-- WHAT TO WORK ON --
From the records below, pull each line that has "inside".

━━━━━ RECORDS TO PROCESS ━━━━━

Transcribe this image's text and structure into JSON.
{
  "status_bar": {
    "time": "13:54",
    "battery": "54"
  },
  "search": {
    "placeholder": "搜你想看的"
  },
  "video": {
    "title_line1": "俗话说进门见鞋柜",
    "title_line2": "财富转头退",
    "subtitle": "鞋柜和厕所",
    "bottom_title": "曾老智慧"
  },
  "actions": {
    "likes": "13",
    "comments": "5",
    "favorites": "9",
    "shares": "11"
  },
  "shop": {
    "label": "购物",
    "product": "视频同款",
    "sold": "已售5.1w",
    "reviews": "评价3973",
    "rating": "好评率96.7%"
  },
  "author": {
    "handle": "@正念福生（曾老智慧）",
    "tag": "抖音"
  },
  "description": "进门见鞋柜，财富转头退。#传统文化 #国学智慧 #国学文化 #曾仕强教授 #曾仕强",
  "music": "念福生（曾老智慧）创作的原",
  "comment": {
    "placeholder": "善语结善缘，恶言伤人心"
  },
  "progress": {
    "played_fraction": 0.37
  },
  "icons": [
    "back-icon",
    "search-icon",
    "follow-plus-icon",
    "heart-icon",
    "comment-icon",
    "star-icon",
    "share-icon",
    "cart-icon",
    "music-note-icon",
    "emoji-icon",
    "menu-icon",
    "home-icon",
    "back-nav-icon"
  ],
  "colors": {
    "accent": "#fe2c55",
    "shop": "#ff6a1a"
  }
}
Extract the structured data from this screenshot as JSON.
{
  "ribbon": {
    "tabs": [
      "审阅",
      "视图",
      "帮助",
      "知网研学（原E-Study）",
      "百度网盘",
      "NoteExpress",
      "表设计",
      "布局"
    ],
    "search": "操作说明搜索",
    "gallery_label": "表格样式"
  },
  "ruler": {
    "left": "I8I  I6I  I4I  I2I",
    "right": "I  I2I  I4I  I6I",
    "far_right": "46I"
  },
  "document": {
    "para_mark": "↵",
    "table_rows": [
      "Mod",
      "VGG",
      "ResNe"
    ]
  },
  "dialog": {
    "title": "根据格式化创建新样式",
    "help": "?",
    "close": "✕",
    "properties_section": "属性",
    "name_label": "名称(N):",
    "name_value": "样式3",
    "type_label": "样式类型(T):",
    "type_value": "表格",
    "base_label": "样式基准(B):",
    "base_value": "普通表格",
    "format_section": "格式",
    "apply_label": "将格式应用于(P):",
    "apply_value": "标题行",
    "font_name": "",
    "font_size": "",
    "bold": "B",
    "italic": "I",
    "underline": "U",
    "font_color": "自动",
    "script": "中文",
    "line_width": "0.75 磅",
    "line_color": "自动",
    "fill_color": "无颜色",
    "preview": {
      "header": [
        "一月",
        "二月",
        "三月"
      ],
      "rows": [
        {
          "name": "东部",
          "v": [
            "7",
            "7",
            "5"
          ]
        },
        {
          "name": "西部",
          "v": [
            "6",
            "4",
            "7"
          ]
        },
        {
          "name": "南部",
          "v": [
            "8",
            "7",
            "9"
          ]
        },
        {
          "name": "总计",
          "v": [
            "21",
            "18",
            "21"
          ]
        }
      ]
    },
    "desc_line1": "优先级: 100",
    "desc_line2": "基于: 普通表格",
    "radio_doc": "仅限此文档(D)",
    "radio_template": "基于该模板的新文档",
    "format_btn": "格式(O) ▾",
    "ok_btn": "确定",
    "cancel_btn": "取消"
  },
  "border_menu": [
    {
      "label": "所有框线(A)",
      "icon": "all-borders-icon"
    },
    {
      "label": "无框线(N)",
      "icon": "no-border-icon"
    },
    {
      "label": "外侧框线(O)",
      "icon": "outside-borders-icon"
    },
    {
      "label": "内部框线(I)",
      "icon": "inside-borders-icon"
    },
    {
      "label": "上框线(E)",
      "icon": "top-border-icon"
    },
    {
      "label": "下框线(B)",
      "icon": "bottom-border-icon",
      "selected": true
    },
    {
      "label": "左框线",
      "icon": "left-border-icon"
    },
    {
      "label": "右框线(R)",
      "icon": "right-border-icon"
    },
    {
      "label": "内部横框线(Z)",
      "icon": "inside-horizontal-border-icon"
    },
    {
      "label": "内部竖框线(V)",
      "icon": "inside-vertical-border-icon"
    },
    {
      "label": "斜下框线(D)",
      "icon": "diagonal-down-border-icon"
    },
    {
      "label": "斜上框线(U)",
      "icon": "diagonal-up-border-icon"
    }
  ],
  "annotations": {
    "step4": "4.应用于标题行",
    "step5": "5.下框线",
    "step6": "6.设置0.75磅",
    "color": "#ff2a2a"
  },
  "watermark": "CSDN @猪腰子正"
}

━━━━━

-- SOLUTION TO THIS TASK --
      "icon": "inside-borders-icon"
      "icon": "inside-horizontal-border-icon"
      "icon": "inside-vertical-border-icon"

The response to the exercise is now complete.